Locate the string "Left" in the listing below. Copy every line where it is found.

INFORMATION SHOWN:

(begin)

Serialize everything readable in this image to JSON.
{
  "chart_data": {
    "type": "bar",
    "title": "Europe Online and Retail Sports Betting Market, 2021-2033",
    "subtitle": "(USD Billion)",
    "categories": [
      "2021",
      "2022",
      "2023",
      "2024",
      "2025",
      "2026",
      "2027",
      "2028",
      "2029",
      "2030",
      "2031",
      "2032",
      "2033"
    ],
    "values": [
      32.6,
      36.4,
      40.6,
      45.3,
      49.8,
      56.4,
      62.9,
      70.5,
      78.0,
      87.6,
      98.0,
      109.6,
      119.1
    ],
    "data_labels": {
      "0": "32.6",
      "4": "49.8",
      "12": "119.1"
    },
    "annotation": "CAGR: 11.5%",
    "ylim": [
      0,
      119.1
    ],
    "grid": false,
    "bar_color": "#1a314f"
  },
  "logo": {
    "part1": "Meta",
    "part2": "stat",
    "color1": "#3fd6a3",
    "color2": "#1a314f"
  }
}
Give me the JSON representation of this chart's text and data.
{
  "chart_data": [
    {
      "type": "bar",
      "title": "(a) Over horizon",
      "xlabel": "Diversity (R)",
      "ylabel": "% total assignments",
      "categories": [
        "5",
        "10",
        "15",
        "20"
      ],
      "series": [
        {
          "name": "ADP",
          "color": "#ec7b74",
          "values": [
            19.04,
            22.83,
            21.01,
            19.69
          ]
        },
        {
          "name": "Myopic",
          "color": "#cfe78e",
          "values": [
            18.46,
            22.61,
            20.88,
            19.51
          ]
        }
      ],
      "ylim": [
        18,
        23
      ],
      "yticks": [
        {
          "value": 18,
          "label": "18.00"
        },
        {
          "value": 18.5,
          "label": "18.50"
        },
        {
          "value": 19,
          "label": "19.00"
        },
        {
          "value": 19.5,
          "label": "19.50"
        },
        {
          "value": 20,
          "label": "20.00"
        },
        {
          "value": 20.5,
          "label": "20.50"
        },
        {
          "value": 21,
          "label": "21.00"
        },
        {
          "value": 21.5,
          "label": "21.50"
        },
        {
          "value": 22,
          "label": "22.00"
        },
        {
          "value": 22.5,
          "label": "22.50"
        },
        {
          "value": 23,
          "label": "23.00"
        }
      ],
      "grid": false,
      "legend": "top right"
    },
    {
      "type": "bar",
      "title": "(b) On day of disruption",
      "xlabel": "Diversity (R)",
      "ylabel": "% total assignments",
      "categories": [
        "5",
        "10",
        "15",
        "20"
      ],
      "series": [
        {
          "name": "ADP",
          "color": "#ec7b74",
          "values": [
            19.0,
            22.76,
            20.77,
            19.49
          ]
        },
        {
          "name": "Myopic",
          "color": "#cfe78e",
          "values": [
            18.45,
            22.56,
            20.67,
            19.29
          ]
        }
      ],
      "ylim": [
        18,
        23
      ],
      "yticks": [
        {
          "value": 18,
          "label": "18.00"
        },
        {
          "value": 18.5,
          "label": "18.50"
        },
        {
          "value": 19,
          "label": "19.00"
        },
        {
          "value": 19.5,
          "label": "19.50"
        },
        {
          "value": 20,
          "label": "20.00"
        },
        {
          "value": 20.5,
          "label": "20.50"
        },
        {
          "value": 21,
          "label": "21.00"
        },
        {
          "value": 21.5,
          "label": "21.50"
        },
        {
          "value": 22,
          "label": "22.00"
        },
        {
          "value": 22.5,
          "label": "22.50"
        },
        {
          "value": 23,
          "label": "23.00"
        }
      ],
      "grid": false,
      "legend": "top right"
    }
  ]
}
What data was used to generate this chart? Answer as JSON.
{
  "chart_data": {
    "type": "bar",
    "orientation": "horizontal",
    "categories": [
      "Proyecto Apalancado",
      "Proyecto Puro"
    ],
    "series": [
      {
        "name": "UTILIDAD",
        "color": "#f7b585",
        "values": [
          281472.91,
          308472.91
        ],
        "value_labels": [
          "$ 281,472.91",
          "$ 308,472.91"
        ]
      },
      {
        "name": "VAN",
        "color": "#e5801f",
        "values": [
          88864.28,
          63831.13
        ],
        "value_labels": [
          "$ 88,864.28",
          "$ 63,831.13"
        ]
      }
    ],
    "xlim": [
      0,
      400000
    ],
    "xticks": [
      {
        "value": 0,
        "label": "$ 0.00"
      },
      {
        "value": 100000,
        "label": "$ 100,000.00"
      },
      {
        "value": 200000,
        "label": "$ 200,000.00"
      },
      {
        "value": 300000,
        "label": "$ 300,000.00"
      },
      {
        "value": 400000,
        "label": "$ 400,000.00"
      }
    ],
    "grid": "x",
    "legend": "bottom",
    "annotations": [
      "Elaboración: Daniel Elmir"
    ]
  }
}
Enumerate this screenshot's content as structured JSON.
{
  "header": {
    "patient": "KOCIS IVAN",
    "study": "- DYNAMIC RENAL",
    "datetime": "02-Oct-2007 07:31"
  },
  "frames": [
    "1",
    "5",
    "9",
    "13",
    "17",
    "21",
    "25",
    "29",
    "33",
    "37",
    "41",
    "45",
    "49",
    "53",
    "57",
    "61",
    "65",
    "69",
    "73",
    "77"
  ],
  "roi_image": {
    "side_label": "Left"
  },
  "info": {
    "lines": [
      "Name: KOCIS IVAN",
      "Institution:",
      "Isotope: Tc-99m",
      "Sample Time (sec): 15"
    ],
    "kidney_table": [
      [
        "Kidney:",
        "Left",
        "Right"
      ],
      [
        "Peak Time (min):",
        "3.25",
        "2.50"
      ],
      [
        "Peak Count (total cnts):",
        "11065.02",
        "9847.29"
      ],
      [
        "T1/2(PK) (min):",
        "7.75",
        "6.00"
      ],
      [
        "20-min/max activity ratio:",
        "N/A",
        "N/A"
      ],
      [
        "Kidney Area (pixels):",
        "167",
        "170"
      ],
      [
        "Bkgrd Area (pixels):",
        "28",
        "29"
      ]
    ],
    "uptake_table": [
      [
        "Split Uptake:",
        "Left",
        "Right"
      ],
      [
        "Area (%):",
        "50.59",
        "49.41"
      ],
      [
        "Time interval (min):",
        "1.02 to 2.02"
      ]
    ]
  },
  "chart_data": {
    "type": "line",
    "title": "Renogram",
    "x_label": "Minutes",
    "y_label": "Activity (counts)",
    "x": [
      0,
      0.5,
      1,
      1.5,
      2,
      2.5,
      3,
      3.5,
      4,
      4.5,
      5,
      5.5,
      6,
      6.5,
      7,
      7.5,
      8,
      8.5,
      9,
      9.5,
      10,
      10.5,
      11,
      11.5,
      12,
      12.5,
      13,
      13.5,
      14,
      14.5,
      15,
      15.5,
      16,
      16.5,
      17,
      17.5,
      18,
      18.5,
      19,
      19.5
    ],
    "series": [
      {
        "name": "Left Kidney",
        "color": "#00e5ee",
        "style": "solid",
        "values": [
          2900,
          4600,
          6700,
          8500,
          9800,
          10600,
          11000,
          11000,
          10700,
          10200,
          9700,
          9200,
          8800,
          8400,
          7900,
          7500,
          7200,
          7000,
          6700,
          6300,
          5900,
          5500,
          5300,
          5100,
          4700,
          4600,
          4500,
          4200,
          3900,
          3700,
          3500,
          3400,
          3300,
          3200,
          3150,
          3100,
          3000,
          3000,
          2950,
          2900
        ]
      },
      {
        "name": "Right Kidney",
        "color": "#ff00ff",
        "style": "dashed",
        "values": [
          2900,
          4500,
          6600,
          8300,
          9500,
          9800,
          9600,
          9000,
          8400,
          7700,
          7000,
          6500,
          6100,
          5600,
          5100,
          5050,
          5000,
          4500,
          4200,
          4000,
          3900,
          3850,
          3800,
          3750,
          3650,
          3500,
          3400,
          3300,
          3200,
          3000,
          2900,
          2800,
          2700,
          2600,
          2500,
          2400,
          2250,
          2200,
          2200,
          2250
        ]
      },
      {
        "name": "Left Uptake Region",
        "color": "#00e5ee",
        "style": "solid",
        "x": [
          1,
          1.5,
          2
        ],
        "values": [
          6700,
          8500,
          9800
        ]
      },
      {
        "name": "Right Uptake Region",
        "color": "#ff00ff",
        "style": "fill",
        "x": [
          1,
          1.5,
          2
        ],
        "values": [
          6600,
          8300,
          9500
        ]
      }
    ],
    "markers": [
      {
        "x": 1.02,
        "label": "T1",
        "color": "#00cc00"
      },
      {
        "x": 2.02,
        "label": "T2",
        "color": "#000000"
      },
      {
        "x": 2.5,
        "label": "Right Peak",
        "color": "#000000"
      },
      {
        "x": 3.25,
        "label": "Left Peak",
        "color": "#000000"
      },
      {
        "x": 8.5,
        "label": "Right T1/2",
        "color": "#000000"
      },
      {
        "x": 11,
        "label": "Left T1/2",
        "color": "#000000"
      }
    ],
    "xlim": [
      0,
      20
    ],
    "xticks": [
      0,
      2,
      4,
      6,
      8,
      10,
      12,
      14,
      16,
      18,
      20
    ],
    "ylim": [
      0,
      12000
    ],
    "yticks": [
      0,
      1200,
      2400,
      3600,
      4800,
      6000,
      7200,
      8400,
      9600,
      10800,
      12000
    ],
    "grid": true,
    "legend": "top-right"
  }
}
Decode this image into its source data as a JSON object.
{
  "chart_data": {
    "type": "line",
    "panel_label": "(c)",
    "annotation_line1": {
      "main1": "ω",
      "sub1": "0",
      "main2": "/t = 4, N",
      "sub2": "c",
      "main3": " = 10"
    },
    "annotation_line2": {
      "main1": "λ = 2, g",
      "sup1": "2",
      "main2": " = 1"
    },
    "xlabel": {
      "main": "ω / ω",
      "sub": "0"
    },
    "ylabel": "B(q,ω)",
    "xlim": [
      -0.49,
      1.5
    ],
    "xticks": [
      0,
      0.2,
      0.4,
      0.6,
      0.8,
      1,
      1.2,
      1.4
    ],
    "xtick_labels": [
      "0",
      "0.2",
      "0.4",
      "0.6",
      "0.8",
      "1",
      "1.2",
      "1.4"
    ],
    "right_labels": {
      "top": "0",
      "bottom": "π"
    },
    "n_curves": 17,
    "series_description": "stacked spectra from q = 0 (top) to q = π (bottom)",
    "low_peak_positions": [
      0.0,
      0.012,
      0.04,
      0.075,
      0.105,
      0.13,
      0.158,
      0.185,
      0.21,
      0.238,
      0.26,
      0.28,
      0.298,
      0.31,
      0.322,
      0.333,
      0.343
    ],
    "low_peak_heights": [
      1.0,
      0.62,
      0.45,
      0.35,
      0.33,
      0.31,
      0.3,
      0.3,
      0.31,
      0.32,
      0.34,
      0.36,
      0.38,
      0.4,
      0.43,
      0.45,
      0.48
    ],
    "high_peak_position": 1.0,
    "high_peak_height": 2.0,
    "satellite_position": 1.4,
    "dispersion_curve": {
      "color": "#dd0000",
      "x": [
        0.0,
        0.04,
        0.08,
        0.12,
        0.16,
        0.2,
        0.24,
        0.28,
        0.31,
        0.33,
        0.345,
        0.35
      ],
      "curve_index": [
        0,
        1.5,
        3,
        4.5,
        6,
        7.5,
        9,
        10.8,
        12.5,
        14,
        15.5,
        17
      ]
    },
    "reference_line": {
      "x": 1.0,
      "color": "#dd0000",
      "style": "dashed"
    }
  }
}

(end)

PROBLEM SOLUTION:
    "side_label": "Left"
        "Left",
        "Left",
        "name": "Left Kidney",
        "name": "Left Uptake Region",
        "label": "Left Peak",
        "label": "Left T1/2",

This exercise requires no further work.